======== GIVEN DATA

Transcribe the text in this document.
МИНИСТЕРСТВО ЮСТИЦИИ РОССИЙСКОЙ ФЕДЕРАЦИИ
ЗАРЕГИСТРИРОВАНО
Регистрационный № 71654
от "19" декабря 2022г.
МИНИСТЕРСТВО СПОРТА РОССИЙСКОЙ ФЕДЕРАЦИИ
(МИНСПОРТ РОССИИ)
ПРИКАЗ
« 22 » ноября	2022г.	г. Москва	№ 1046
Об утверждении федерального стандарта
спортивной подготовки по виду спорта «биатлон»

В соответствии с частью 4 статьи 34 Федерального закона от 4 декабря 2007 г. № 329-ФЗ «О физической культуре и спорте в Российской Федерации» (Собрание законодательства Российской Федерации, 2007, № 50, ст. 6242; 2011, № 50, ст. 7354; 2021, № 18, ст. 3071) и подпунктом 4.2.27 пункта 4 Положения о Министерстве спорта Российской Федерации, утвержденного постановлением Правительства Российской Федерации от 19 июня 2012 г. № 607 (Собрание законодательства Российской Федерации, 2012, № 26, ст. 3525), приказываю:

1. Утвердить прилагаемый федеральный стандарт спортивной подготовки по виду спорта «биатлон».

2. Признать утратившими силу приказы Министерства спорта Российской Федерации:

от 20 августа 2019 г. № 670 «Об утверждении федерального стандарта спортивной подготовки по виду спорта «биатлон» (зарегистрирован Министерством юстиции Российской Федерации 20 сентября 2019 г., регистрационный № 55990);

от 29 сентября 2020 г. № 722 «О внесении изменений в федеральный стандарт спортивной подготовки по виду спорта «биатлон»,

================

(SHORT PROBLEM) Copy every line from the records above that contains the word "стандарта".

(EXPECTED ANSWER)
Об утверждении федерального стандарта
от 20 августа 2019 г. № 670 «Об утверждении федерального стандарта спортивной подготовки по виду спорта «биатлон» (зарегистрирован Министерством юстиции Российской Федерации 20 сентября 2019 г., регистрационный № 55990);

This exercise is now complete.